### [Given exercise]
Rewrite the listing from its first line up to and including the line with "legend-label: AGR-TFP <box>959", swapping "x-tick-label" for "x-axis-label" and leaving everything else the same.

BEGIN Material for this exercise

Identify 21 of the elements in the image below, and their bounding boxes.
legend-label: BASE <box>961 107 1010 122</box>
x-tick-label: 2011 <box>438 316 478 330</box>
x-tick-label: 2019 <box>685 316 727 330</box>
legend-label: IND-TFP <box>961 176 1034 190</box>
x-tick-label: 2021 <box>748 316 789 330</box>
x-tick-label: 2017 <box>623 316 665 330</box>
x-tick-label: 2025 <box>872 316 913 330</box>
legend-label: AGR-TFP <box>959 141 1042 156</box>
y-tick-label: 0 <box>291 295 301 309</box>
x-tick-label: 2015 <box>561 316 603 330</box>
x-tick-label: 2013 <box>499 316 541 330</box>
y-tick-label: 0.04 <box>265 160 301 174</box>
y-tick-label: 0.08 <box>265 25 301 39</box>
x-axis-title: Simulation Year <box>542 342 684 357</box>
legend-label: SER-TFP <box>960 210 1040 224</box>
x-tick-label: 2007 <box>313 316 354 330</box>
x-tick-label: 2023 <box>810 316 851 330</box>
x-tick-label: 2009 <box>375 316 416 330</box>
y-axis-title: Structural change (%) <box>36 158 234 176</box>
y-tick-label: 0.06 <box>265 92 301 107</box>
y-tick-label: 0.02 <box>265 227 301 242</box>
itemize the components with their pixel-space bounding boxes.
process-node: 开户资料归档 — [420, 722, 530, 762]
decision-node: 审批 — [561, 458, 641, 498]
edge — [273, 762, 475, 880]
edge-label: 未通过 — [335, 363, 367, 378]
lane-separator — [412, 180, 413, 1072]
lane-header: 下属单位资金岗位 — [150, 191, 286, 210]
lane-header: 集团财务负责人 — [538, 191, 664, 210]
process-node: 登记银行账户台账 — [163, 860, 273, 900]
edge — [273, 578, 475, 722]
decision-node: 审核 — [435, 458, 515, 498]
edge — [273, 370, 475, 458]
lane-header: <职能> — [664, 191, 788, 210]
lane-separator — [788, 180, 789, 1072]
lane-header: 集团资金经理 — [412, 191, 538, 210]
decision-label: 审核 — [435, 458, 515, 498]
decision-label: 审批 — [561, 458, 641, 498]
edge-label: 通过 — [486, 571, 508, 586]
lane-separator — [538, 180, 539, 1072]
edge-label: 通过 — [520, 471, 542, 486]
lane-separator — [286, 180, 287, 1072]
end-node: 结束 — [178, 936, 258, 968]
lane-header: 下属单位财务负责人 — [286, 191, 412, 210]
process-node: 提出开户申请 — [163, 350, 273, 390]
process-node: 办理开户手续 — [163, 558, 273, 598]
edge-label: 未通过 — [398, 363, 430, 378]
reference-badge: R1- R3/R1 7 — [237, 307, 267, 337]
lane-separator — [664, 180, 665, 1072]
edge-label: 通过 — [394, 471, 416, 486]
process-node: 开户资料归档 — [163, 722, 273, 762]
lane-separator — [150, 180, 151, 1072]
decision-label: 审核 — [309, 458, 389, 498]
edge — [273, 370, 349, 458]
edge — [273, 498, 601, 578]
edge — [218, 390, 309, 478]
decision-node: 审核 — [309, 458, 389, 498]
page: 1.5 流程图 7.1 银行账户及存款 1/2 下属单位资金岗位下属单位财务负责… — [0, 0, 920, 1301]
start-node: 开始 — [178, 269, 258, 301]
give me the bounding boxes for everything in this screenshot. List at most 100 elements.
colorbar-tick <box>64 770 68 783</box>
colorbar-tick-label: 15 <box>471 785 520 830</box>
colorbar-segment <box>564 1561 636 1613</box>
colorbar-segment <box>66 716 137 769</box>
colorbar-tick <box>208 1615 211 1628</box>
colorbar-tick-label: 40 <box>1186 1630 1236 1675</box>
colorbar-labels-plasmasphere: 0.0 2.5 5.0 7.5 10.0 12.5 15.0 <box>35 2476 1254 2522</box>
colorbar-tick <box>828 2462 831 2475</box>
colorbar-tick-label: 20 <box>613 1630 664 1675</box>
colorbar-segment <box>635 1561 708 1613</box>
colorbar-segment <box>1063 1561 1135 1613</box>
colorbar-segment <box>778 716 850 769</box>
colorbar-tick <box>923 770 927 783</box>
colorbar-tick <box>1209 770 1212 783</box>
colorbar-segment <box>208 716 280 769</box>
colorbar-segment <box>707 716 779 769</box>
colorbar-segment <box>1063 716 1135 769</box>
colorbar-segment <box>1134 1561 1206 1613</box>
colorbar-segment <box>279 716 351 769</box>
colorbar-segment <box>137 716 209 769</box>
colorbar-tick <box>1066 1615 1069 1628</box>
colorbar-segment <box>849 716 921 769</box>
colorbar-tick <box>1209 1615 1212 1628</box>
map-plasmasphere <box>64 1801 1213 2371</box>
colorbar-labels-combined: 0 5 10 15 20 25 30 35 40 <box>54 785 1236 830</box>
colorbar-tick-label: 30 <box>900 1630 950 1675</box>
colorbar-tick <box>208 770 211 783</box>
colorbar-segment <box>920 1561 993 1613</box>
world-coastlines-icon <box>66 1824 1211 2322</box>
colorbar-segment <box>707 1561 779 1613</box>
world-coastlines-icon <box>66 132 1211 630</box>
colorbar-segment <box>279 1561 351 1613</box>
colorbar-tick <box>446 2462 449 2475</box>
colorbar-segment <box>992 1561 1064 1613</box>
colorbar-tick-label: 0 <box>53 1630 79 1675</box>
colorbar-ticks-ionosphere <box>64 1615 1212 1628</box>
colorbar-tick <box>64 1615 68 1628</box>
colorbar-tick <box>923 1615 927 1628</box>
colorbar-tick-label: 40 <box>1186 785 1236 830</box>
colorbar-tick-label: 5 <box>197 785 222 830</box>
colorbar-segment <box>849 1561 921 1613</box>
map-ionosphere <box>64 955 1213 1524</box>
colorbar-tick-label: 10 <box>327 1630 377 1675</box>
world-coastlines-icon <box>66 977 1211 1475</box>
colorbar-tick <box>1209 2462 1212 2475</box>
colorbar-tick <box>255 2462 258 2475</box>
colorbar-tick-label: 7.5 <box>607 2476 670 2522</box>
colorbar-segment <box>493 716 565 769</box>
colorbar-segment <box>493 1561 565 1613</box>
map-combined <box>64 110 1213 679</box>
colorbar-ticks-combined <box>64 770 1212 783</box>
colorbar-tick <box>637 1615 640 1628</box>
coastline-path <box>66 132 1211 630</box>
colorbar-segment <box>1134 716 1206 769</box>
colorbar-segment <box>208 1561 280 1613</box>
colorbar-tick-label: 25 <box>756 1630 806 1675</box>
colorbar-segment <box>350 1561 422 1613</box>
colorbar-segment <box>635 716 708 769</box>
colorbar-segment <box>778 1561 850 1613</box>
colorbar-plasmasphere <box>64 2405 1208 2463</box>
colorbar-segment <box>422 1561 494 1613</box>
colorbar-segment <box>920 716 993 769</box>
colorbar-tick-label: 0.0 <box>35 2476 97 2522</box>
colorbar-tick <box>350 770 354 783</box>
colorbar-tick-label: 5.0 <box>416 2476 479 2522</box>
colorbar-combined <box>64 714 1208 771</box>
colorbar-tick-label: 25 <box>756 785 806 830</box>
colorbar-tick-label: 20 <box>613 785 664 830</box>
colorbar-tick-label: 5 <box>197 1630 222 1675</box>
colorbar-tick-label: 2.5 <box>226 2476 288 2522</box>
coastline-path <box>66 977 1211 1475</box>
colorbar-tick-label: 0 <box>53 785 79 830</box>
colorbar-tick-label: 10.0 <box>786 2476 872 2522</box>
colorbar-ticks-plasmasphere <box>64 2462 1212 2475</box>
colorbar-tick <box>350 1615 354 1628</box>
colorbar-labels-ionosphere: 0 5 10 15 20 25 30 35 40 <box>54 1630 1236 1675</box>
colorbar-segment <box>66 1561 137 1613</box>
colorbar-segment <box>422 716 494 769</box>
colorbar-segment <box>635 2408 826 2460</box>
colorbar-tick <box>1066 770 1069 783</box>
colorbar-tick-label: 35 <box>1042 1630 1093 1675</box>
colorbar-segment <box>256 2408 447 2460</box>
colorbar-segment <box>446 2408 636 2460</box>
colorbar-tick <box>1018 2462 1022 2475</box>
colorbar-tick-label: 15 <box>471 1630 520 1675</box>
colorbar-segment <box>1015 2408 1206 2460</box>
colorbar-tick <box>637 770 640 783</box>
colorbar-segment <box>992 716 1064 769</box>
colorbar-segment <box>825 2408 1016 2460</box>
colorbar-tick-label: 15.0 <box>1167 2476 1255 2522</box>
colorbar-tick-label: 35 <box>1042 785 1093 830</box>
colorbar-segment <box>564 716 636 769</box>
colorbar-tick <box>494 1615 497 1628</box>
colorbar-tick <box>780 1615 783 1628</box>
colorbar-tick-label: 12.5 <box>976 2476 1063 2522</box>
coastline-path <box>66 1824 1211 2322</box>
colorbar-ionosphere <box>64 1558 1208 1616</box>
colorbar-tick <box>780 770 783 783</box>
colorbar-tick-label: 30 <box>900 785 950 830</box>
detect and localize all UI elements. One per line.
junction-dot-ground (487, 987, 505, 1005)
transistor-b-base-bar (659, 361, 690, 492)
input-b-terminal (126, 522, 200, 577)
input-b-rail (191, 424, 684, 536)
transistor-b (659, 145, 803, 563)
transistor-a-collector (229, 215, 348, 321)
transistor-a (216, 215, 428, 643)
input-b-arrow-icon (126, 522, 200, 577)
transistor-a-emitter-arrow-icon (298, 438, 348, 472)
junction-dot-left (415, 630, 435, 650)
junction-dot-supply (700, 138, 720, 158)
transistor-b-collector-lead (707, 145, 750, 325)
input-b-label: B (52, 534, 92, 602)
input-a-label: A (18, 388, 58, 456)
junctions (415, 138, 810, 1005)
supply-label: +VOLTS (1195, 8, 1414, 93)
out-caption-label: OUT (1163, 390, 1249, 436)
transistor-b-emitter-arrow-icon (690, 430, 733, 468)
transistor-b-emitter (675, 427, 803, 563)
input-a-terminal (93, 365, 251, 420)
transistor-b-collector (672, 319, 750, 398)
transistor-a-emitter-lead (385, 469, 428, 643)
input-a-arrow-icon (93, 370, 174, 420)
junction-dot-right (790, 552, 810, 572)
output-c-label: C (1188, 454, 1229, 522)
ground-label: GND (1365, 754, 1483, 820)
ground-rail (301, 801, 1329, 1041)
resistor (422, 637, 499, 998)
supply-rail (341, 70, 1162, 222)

END Material for this exercise

### [Complete output]
Identify 21 of the elements in the image below, and their bounding boxes.
legend-label: BASE <box>961 107 1010 122</box>
x-axis-label: 2011 <box>438 316 478 330</box>
x-axis-label: 2019 <box>685 316 727 330</box>
legend-label: IND-TFP <box>961 176 1034 190</box>
x-axis-label: 2021 <box>748 316 789 330</box>
x-axis-label: 2017 <box>623 316 665 330</box>
x-axis-label: 2025 <box>872 316 913 330</box>
legend-label: AGR-TFP <box>959 141 1042 156</box>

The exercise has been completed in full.